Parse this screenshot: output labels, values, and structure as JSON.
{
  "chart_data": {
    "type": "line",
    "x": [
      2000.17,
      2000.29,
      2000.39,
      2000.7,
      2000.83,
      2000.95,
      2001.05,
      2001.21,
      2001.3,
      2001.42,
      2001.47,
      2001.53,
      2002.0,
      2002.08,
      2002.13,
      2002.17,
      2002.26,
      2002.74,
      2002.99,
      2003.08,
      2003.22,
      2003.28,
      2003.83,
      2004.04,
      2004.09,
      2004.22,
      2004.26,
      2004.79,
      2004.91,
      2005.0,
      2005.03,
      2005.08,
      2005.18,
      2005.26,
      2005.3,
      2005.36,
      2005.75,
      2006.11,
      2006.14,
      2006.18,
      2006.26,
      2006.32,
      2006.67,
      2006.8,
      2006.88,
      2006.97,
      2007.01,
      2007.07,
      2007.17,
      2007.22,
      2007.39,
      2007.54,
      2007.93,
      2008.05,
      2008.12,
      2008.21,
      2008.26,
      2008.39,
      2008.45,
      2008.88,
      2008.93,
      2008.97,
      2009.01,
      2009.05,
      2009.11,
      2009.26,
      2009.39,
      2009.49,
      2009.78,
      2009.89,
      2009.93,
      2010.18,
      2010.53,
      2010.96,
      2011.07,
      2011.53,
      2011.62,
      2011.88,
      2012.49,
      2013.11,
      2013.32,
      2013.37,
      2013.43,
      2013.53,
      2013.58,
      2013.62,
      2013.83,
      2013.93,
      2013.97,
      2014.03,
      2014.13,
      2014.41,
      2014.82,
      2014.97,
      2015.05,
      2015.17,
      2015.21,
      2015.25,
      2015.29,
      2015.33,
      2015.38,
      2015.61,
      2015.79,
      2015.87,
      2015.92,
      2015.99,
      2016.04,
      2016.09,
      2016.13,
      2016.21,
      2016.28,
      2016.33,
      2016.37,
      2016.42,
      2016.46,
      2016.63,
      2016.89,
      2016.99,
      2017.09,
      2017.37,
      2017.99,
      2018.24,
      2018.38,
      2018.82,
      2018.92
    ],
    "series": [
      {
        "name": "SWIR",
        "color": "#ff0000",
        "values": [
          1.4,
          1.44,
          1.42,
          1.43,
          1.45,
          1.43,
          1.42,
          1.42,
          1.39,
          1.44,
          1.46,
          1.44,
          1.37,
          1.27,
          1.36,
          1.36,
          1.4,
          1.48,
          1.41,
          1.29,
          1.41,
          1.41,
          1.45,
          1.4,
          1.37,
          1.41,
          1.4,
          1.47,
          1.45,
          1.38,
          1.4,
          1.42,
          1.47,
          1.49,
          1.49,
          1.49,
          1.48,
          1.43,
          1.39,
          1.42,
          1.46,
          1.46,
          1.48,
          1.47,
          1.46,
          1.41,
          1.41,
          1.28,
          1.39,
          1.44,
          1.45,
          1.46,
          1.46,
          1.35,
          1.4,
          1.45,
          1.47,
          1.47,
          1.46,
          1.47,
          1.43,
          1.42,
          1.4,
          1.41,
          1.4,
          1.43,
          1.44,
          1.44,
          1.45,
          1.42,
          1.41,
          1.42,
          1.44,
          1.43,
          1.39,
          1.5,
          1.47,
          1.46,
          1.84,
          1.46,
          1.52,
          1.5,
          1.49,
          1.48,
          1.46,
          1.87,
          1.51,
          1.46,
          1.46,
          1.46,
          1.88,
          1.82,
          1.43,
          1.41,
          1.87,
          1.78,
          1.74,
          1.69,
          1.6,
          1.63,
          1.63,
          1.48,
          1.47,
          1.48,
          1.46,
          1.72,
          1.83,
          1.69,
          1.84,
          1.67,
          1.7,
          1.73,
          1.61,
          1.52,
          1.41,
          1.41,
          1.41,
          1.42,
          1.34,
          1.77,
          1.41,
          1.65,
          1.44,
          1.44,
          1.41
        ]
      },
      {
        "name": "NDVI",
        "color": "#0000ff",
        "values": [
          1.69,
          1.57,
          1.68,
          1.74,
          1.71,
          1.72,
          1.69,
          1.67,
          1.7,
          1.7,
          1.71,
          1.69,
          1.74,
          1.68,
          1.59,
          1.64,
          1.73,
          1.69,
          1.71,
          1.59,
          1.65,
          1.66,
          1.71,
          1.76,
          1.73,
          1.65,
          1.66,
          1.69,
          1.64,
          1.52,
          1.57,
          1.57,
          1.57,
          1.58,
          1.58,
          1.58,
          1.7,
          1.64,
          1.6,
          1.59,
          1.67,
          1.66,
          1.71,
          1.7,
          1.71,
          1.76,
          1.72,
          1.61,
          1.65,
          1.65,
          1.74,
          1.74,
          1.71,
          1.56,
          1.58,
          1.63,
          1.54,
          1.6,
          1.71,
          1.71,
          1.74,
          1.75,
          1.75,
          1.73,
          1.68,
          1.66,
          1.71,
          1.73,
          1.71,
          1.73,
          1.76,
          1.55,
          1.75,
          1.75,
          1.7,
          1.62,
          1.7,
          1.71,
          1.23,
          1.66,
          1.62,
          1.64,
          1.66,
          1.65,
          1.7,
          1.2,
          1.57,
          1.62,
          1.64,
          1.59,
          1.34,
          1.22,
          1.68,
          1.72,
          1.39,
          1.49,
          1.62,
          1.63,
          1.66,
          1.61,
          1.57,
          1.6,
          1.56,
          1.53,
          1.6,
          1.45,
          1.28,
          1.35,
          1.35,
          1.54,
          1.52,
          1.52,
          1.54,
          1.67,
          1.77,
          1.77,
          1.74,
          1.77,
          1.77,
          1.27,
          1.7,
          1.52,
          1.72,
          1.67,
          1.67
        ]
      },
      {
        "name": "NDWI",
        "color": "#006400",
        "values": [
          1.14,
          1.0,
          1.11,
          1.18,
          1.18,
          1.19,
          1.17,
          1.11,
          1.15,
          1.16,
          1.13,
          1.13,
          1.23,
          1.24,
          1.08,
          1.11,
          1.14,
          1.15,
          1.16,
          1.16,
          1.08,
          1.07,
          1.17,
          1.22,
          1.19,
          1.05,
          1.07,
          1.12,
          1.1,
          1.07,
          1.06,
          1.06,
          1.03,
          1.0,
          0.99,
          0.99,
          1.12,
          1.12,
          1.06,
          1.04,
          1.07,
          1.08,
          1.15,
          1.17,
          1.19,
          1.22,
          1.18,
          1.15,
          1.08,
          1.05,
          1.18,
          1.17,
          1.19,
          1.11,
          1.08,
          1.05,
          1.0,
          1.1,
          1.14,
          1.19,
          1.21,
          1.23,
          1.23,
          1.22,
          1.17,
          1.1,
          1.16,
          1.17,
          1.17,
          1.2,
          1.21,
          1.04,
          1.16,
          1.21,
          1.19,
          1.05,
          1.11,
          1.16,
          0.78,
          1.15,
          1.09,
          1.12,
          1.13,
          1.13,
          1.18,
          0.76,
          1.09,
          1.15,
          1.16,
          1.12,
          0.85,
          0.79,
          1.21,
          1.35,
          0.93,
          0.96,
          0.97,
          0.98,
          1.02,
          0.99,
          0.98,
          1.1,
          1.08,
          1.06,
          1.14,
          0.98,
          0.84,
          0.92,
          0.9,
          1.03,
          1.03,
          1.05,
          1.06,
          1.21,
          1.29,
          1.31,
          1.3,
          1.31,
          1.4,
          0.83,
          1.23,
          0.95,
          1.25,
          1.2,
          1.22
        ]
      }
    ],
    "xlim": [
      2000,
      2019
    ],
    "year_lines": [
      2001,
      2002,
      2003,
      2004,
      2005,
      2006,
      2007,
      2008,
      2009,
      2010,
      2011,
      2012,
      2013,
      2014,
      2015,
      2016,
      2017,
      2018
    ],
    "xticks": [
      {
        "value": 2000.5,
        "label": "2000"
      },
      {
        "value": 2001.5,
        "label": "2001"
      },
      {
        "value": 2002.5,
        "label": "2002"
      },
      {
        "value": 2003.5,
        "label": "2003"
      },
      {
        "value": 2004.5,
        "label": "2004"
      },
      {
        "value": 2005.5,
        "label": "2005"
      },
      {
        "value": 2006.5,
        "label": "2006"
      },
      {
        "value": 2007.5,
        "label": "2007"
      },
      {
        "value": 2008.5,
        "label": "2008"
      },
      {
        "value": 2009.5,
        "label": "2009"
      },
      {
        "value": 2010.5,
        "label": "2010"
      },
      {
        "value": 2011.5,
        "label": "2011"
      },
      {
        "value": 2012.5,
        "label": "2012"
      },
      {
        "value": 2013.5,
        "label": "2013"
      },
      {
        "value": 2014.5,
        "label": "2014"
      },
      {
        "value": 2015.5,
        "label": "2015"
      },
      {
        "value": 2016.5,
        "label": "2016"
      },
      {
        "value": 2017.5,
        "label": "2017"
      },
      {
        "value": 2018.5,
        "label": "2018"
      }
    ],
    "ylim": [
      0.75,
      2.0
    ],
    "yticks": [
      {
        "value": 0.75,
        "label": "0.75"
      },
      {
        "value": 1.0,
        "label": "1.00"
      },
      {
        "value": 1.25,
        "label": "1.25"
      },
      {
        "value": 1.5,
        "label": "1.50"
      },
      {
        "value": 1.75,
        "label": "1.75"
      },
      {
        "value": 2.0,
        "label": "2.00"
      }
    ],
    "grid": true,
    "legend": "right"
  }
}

What is expected:
Scan the lines above for "color", then copy every one that has it.

Exercise response:
        "color": "#ff0000",
        "color": "#0000ff",
        "color": "#006400",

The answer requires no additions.